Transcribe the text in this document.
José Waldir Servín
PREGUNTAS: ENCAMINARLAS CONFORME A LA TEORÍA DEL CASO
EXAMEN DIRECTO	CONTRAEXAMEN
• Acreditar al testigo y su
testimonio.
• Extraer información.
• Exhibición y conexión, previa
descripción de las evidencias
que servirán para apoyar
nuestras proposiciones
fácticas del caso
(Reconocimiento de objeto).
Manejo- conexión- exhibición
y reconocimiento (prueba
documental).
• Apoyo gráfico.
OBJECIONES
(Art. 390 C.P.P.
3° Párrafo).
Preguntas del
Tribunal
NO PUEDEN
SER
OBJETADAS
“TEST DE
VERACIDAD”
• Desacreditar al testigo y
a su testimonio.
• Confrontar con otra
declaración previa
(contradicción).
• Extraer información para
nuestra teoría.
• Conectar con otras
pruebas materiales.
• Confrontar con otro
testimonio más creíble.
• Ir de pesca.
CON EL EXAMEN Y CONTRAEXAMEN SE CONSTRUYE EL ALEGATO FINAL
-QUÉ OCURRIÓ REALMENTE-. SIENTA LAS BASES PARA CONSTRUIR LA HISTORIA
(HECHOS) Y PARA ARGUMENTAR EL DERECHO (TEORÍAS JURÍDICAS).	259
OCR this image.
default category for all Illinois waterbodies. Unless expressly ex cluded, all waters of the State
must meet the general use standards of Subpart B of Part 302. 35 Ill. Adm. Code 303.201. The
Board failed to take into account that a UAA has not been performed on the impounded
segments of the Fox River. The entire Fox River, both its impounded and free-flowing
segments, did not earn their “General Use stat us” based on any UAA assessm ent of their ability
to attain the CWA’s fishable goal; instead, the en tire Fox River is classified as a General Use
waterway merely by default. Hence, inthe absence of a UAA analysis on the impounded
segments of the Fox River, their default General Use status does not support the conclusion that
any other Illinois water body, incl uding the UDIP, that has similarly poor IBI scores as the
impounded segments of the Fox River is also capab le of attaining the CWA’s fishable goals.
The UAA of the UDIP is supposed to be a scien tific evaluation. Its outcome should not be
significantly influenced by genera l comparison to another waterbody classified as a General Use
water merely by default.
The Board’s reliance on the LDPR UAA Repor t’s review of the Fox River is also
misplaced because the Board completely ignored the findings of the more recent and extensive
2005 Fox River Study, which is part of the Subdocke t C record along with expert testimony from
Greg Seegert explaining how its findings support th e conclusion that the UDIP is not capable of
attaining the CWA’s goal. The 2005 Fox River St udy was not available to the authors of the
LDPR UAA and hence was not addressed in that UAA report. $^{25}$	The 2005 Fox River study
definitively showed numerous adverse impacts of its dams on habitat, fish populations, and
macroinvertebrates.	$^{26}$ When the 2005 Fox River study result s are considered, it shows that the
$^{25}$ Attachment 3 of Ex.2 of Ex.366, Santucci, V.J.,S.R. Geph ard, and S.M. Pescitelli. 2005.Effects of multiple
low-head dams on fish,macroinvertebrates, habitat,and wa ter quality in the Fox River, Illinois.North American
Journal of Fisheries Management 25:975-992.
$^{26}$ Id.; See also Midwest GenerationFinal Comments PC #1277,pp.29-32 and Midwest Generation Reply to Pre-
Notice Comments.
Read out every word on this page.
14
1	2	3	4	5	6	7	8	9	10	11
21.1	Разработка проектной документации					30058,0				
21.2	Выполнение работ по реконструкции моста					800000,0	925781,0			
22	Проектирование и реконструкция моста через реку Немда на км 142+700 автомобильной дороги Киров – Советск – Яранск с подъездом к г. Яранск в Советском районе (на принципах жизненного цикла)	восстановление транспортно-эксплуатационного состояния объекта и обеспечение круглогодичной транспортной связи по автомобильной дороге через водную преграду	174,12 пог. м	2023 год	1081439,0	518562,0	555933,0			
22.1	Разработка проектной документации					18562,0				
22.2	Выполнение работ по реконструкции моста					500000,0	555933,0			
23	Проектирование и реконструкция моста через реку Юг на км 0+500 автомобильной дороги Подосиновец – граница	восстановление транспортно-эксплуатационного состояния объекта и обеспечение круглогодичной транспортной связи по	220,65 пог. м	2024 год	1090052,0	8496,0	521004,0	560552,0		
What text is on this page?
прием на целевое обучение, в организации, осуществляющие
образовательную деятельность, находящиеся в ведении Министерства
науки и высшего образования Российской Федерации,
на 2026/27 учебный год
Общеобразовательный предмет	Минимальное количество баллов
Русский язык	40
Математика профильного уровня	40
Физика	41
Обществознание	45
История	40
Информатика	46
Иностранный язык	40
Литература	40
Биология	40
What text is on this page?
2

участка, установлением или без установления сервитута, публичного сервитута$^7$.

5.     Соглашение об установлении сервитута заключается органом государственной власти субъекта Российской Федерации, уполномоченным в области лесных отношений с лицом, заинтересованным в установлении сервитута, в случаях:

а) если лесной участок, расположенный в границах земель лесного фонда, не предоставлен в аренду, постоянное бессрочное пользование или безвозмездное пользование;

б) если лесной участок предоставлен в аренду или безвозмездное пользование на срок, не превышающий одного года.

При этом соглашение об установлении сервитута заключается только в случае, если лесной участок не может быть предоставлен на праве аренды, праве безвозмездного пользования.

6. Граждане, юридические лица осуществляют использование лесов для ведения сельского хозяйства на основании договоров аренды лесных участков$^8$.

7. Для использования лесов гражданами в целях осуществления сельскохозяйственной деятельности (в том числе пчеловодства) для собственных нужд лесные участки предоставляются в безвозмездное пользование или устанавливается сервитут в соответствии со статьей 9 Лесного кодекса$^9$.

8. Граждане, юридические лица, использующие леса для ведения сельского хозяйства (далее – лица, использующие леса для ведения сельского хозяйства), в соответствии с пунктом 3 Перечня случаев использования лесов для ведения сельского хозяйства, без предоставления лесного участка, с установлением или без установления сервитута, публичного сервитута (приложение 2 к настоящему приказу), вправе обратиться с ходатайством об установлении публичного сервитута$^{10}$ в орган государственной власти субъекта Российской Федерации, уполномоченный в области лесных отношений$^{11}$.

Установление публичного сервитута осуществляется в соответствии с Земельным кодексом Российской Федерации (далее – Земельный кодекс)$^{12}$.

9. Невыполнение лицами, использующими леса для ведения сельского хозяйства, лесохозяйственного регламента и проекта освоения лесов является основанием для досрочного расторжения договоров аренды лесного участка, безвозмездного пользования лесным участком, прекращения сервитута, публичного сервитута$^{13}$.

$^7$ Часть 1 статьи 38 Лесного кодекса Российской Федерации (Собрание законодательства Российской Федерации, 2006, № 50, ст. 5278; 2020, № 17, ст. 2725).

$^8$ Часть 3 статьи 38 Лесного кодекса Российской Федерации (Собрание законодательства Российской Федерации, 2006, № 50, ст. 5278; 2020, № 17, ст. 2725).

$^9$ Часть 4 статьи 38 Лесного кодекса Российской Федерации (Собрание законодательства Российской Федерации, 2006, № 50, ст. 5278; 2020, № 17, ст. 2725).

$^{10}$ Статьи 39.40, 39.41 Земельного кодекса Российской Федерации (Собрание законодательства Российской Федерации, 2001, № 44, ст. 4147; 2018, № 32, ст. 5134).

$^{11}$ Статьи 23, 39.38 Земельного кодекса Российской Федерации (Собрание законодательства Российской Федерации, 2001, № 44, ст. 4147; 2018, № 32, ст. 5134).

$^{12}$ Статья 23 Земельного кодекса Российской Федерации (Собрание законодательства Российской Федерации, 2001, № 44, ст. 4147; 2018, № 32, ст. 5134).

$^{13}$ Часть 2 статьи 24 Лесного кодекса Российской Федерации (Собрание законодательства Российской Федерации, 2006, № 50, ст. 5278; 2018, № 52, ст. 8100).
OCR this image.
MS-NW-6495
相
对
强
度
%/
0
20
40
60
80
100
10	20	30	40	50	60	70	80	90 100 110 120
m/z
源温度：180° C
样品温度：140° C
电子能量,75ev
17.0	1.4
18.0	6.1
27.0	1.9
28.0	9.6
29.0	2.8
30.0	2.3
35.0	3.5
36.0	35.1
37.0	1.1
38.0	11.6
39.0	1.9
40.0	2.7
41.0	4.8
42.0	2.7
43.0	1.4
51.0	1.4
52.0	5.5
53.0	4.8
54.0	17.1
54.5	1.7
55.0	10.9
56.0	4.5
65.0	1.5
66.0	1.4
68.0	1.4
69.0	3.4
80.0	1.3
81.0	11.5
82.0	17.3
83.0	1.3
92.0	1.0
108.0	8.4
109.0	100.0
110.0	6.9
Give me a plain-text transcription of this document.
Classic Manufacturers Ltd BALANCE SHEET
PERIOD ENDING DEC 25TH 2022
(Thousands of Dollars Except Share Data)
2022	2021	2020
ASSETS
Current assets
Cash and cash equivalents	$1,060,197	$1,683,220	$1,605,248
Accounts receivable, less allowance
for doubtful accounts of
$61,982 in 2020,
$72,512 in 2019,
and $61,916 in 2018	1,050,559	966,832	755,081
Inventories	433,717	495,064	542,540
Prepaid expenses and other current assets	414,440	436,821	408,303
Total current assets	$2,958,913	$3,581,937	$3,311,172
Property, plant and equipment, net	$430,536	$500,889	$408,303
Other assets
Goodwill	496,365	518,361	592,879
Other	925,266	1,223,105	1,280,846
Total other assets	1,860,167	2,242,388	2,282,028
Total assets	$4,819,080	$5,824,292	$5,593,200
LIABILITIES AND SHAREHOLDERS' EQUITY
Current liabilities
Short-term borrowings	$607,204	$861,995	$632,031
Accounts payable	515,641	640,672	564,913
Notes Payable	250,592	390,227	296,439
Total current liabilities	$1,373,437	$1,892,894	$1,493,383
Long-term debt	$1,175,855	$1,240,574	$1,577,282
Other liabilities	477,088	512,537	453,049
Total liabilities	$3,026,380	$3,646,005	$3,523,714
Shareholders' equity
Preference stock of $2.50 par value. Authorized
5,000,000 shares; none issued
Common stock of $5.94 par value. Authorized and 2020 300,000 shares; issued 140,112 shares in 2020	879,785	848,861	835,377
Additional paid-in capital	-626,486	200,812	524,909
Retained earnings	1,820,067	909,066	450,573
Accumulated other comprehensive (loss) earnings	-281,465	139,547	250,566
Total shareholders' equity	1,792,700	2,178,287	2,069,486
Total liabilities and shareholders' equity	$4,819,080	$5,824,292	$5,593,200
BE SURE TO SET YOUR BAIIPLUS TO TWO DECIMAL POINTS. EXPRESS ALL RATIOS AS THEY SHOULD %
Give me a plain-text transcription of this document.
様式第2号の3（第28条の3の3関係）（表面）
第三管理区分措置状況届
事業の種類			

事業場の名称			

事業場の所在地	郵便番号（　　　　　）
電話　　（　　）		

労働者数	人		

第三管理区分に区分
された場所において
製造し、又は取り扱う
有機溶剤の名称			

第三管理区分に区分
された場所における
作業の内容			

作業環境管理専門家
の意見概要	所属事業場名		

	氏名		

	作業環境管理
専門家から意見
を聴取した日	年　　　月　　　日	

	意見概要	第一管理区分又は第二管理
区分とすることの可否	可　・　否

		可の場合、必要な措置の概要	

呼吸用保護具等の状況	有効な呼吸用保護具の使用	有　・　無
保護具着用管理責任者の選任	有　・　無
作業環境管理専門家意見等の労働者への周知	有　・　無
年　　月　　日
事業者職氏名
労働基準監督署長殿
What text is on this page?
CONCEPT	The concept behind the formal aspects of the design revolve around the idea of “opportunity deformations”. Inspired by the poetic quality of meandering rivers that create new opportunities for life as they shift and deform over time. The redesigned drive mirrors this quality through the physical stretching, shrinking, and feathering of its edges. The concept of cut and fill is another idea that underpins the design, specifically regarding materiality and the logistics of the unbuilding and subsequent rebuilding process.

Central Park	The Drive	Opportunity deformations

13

=-=-=-=-=

What the task requires: Find the word "previa" and list each line it appears in.

Result for this task:
• Exhibición y conexión, previa
declaración previa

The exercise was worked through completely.